**Given request:** Report how many lines of the records below include the word "CommandHistory". Give nothing but the number.

(Part of a data file)
+ + + + +

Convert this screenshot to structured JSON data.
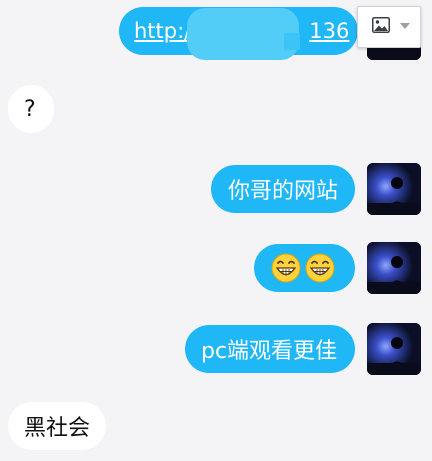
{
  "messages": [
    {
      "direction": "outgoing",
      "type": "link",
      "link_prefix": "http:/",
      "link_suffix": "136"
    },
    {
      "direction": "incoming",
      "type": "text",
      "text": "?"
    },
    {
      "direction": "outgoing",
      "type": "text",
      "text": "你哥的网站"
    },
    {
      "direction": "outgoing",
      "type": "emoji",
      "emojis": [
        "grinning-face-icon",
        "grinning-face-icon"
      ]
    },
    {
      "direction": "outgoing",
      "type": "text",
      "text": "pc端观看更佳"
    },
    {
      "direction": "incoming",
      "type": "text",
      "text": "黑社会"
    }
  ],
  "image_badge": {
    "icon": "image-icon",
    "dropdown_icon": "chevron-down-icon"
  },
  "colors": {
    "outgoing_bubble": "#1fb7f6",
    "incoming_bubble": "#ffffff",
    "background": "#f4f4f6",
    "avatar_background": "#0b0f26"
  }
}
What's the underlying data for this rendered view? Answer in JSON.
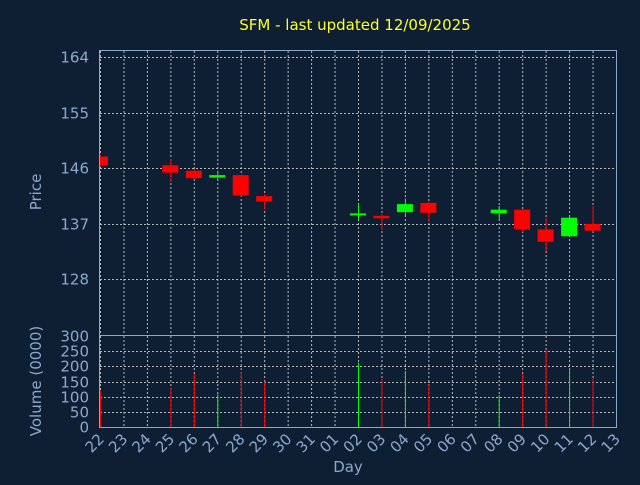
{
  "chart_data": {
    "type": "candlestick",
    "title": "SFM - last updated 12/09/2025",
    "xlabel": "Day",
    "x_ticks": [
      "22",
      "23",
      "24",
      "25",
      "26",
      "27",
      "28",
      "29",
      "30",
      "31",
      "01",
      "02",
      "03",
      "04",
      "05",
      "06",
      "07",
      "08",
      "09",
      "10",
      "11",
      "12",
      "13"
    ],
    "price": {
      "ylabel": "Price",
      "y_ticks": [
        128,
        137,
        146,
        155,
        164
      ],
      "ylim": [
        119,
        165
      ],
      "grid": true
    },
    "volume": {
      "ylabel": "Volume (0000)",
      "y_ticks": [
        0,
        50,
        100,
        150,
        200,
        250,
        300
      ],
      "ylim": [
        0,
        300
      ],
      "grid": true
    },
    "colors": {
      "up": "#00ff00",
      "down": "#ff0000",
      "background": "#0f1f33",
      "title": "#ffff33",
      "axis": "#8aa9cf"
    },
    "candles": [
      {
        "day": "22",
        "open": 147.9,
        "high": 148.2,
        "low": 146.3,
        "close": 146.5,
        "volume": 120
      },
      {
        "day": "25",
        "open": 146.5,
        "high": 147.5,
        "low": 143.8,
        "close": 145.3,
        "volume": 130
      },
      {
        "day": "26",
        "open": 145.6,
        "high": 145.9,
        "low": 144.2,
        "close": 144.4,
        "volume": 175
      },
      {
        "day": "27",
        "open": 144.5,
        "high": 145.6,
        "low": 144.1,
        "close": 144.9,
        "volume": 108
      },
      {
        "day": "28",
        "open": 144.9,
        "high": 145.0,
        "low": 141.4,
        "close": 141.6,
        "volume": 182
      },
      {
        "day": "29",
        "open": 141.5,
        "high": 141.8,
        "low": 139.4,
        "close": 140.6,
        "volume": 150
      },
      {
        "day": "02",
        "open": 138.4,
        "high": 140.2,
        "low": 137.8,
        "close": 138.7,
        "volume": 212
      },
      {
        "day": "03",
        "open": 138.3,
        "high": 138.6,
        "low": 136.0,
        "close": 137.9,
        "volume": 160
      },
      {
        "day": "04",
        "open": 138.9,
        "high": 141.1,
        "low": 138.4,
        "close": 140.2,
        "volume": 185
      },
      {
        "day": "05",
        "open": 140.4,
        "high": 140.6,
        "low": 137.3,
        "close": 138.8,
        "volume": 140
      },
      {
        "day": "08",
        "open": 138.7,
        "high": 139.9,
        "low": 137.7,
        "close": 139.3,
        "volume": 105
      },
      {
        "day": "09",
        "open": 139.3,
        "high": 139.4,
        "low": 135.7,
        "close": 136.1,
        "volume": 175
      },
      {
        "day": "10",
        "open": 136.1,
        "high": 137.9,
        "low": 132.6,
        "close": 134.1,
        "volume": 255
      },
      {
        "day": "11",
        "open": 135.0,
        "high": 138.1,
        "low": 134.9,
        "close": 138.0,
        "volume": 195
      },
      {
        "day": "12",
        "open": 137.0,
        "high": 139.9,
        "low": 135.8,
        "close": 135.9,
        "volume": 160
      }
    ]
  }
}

+ + + + +

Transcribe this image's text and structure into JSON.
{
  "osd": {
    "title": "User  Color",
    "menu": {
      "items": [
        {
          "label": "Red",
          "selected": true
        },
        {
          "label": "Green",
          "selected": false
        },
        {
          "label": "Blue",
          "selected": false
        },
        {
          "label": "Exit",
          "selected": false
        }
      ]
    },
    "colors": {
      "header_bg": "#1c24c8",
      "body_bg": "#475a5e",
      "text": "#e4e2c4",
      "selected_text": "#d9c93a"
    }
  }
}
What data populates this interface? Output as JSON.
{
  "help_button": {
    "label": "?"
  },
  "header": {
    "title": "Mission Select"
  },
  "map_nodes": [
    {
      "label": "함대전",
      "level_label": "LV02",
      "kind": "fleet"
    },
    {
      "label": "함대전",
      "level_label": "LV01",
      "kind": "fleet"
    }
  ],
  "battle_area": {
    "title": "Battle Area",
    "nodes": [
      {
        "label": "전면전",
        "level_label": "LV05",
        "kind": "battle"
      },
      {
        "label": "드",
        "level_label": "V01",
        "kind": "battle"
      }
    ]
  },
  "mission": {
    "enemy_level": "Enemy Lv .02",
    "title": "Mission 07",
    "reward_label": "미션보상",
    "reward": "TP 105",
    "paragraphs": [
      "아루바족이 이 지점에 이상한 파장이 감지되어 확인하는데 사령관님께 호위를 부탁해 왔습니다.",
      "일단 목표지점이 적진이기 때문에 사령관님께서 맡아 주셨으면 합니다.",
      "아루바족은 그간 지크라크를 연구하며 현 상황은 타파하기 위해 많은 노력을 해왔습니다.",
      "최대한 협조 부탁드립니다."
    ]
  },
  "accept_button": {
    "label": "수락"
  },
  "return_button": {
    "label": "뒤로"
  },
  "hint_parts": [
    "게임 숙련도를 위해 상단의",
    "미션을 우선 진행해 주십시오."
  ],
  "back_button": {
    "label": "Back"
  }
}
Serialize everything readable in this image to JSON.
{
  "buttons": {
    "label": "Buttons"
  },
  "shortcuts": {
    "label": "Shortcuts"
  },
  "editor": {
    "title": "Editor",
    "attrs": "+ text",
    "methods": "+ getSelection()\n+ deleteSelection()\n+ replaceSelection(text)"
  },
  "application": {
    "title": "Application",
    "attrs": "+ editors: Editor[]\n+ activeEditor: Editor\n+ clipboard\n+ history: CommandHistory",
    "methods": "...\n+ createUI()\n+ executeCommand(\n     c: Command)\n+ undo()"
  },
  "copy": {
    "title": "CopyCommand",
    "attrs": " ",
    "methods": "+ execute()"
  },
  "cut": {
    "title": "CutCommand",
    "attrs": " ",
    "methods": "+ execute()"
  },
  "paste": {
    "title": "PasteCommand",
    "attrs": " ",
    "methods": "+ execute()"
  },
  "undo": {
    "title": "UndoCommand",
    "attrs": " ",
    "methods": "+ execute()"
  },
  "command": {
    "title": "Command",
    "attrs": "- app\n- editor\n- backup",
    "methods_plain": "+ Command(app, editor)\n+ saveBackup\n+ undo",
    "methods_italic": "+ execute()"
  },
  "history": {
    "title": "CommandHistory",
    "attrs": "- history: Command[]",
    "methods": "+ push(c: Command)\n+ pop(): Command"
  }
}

+ + + + +

**Solution to the problem:** 2